THE REQUEST -
Quote the listing below in its entirety, omitting every image.

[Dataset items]
>>>

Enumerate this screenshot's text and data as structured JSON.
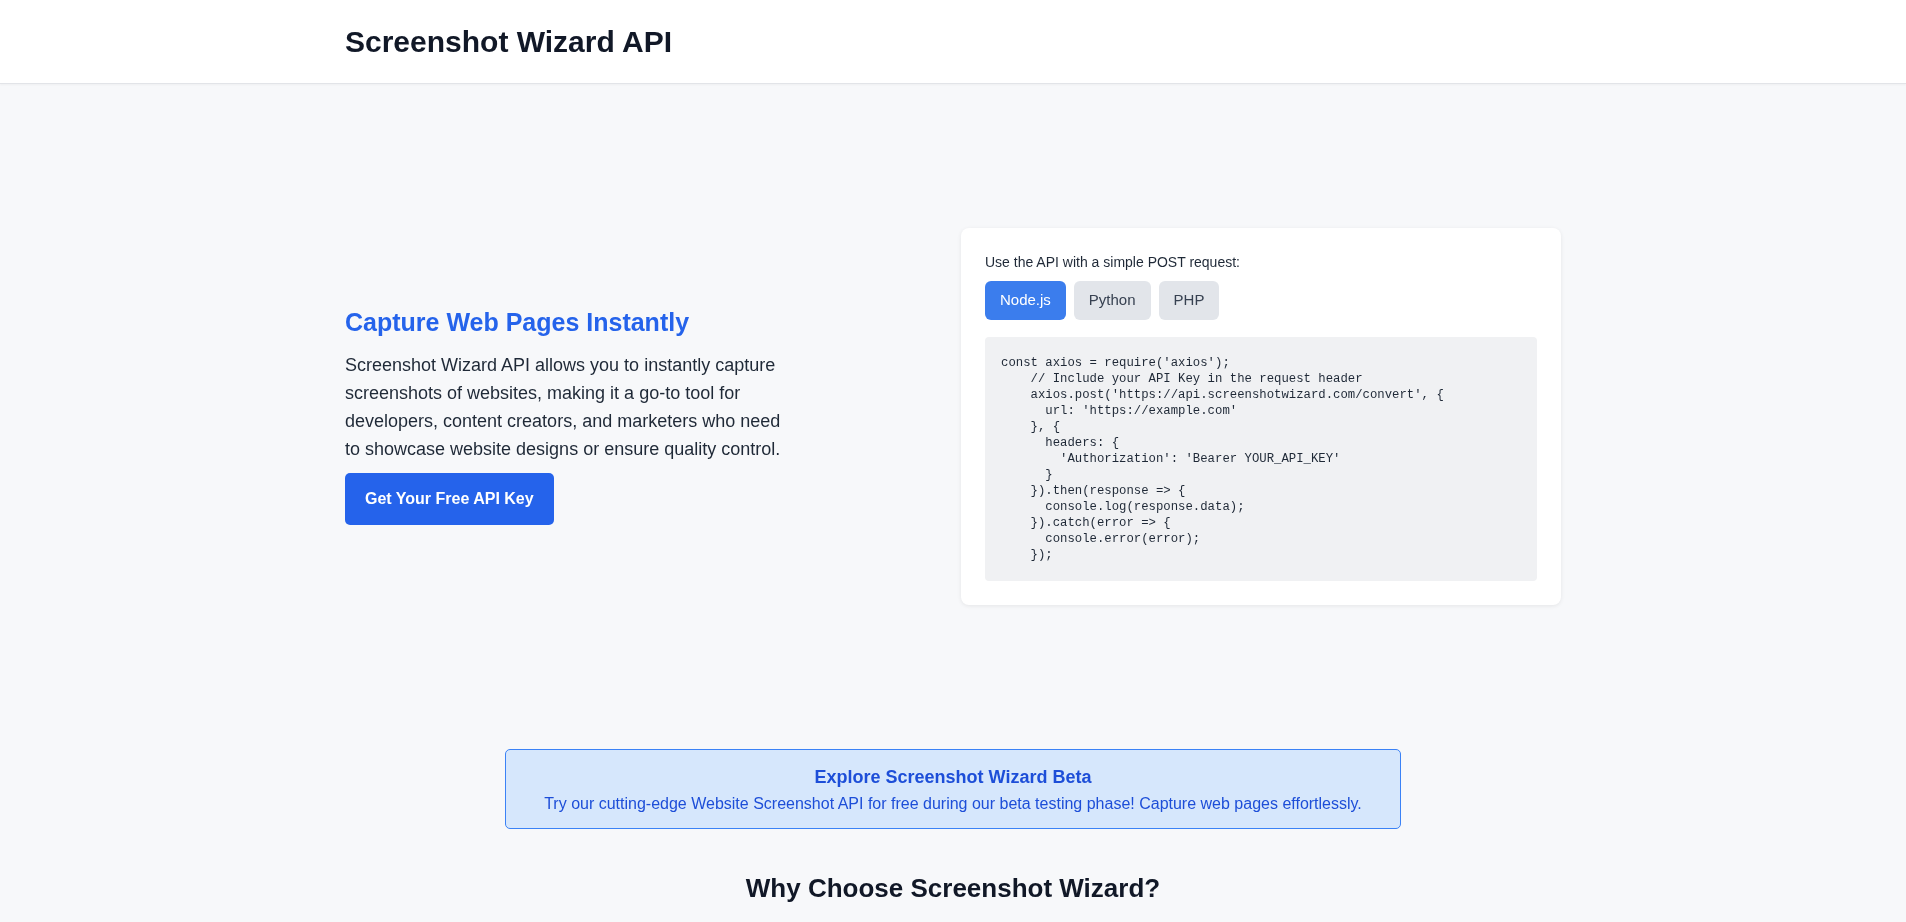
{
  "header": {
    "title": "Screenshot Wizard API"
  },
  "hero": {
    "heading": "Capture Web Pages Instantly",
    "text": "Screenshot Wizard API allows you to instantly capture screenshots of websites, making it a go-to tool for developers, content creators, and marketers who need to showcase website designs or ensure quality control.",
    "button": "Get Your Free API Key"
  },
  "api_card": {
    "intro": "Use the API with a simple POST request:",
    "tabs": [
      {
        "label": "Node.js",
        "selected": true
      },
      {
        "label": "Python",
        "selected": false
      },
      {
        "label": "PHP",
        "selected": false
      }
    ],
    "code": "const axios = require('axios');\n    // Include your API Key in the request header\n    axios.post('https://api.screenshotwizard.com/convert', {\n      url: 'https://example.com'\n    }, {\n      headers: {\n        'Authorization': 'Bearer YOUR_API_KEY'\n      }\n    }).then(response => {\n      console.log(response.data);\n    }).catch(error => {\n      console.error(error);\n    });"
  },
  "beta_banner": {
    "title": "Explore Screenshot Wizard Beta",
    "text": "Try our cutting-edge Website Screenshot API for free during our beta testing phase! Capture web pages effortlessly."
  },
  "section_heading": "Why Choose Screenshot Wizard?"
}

<<<

RESPONSE TO THIS EXERCISE -
Enumerate this screenshot's text and data as structured JSON.
{
  "header": {
    "title": "Screenshot Wizard API"
  },
  "hero": {
    "heading": "Capture Web Pages Instantly",
    "text": "Screenshot Wizard API allows you to instantly capture screenshots of websites, making it a go-to tool for developers, content creators, and marketers who need to showcase website designs or ensure quality control.",
    "button": "Get Your Free API Key"
  },
  "api_card": {
    "intro": "Use the API with a simple POST request:",
    "tabs": [
      {
        "label": "Node.js",
        "selected": true
      },
      {
        "label": "Python",
        "selected": false
      },
      {
        "label": "PHP",
        "selected": false
      }
    ],
    "code": "const axios = require('axios');\n    // Include your API Key in the request header\n    axios.post('https://api.screenshotwizard.com/convert', {\n      url: 'https://example.com'\n    }, {\n      headers: {\n        'Authorization': 'Bearer YOUR_API_KEY'\n      }\n    }).then(response => {\n      console.log(response.data);\n    }).catch(error => {\n      console.error(error);\n    });"
  },
  "beta_banner": {
    "title": "Explore Screenshot Wizard Beta",
    "text": "Try our cutting-edge Website Screenshot API for free during our beta testing phase! Capture web pages effortlessly."
  },
  "section_heading": "Why Choose Screenshot Wizard?"
}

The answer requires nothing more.